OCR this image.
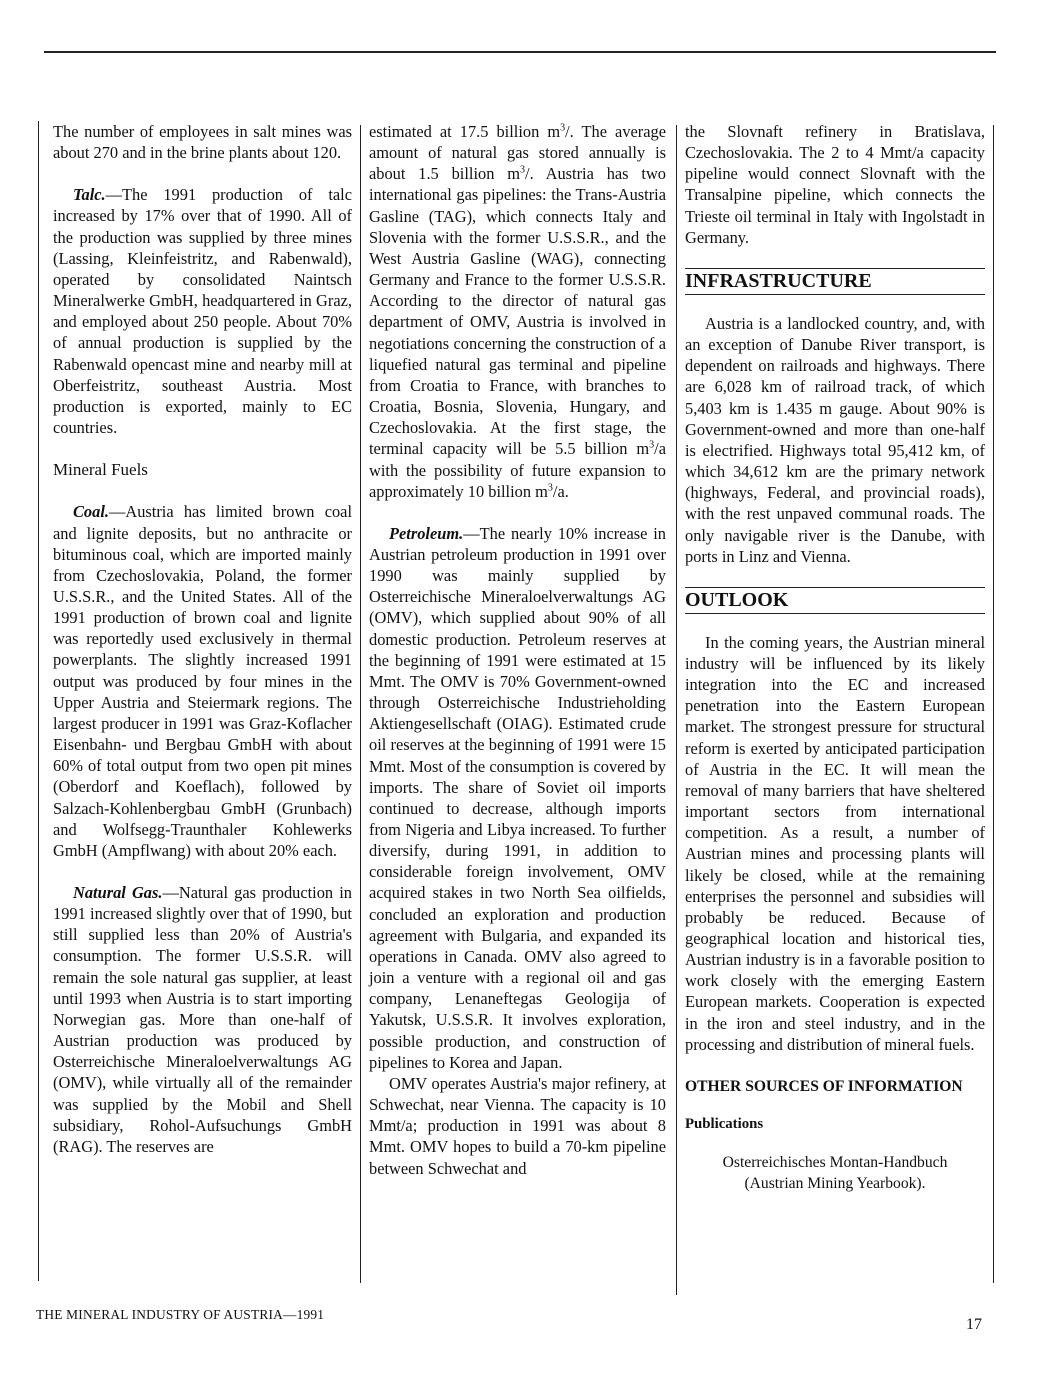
The number of employees in salt mines was about 270 and in the brine plants about 120.

Talc.—The 1991 production of talc increased by 17% over that of 1990. All of the production was supplied by three mines (Lassing, Kleinfeistritz, and Rabenwald), operated by consolidated Naintsch Mineralwerke GmbH, headquartered in Graz, and employed about 250 people. About 70% of annual production is supplied by the Rabenwald opencast mine and nearby mill at Oberfeistritz, southeast Austria. Most production is exported, mainly to EC countries.

Mineral Fuels

Coal.—Austria has limited brown coal and lignite deposits, but no anthracite or bituminous coal, which are imported mainly from Czechoslovakia, Poland, the former U.S.S.R., and the United States. All of the 1991 production of brown coal and lignite was reportedly used exclusively in thermal powerplants. The slightly increased 1991 output was produced by four mines in the Upper Austria and Steiermark regions. The largest producer in 1991 was Graz-Koflacher Eisenbahn- und Bergbau GmbH with about 60% of total output from two open pit mines (Oberdorf and Koeflach), followed by Salzach-Kohlenbergbau GmbH (Grunbach) and Wolfsegg-Traunthaler Kohlewerks GmbH (Ampflwang) with about 20% each.

Natural Gas.—Natural gas production in 1991 increased slightly over that of 1990, but still supplied less than 20% of Austria's consumption. The former U.S.S.R. will remain the sole natural gas supplier, at least until 1993 when Austria is to start importing Norwegian gas. More than one-half of Austrian production was produced by Osterreichische Mineraloelverwaltungs AG (OMV), while virtually all of the remainder was supplied by the Mobil and Shell subsidiary, Rohol-Aufsuchungs GmbH (RAG). The reserves are

estimated at 17.5 billion $m^3/$. The average amount of natural gas stored annually is about 1.5 billion $m^3/$. Austria has two international gas pipelines: the Trans-Austria Gasline (TAG), which connects Italy and Slovenia with the former U.S.S.R., and the West Austria Gasline (WAG), connecting Germany and France to the former U.S.S.R. According to the director of natural gas department of OMV, Austria is involved in negotiations concerning the construction of a liquefied natural gas terminal and pipeline from Croatia to France, with branches to Croatia, Bosnia, Slovenia, Hungary, and Czechoslovakia. At the first stage, the terminal capacity will be 5.5 billion $m^3/a$ with the possibility of future expansion to approximately 10 billion $m^3/a$.

Petroleum.—The nearly 10% increase in Austrian petroleum production in 1991 over 1990 was mainly supplied by Osterreichische Mineraloelverwaltungs AG (OMV), which supplied about 90% of all domestic production. Petroleum reserves at the beginning of 1991 were estimated at 15 Mmt. The OMV is 70% Government-owned through Osterreichische Industrieholding Aktiengesellschaft (OIAG). Estimated crude oil reserves at the beginning of 1991 were 15 Mmt. Most of the consumption is covered by imports. The share of Soviet oil imports continued to decrease, although imports from Nigeria and Libya increased. To further diversify, during 1991, in addition to considerable foreign involvement, OMV acquired stakes in two North Sea oilfields, concluded an exploration and production agreement with Bulgaria, and expanded its operations in Canada. OMV also agreed to join a venture with a regional oil and gas company, Lenaneftegas Geologija of Yakutsk, U.S.S.R. It involves exploration, possible production, and construction of pipelines to Korea and Japan.

OMV operates Austria's major refinery, at Schwechat, near Vienna. The capacity is 10 Mmt/a; production in 1991 was about 8 Mmt. OMV hopes to build a 70-km pipeline between Schwechat and

the Slovnaft refinery in Bratislava, Czechoslovakia. The 2 to 4 Mmt/a capacity pipeline would connect Slovnaft with the Transalpine pipeline, which connects the Trieste oil terminal in Italy with Ingolstadt in Germany.

INFRASTRUCTURE

Austria is a landlocked country, and, with an exception of Danube River transport, is dependent on railroads and highways. There are 6,028 km of railroad track, of which 5,403 km is 1.435 m gauge. About 90% is Government-owned and more than one-half is electrified. Highways total 95,412 km, of which 34,612 km are the primary network (highways, Federal, and provincial roads), with the rest unpaved communal roads. The only navigable river is the Danube, with ports in Linz and Vienna.

OUTLOOK

In the coming years, the Austrian mineral industry will be influenced by its likely integration into the EC and increased penetration into the Eastern European market. The strongest pressure for structural reform is exerted by anticipated participation of Austria in the EC. It will mean the removal of many barriers that have sheltered important sectors from international competition. As a result, a number of Austrian mines and processing plants will likely be closed, while at the remaining enterprises the personnel and subsidies will probably be reduced. Because of geographical location and historical ties, Austrian industry is in a favorable position to work closely with the emerging Eastern European markets. Cooperation is expected in the iron and steel industry, and in the processing and distribution of mineral fuels.

OTHER SOURCES OF INFORMATION

Publications

Osterreichisches Montan-Handbuch
(Austrian Mining Yearbook).

THE MINERAL INDUSTRY OF AUSTRIA—1991
17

WRITTEN REQUEST:
Pick out the lines that contain "Vienna" and copy them.

TASK ANSWER:
OMV operates Austria's major refinery, at Schwechat, near Vienna. The capacity is 10 Mmt/a; production in 1991 was about 8 Mmt. OMV hopes to build a 70-km pipeline between Schwechat and
Austria is a landlocked country, and, with an exception of Danube River transport, is dependent on railroads and highways. There are 6,028 km of railroad track, of which 5,403 km is 1.435 m gauge. About 90% is Government-owned and more than one-half is electrified. Highways total 95,412 km, of which 34,612 km are the primary network (highways, Federal, and provincial roads), with the rest unpaved communal roads. The only navigable river is the Danube, with ports in Linz and Vienna.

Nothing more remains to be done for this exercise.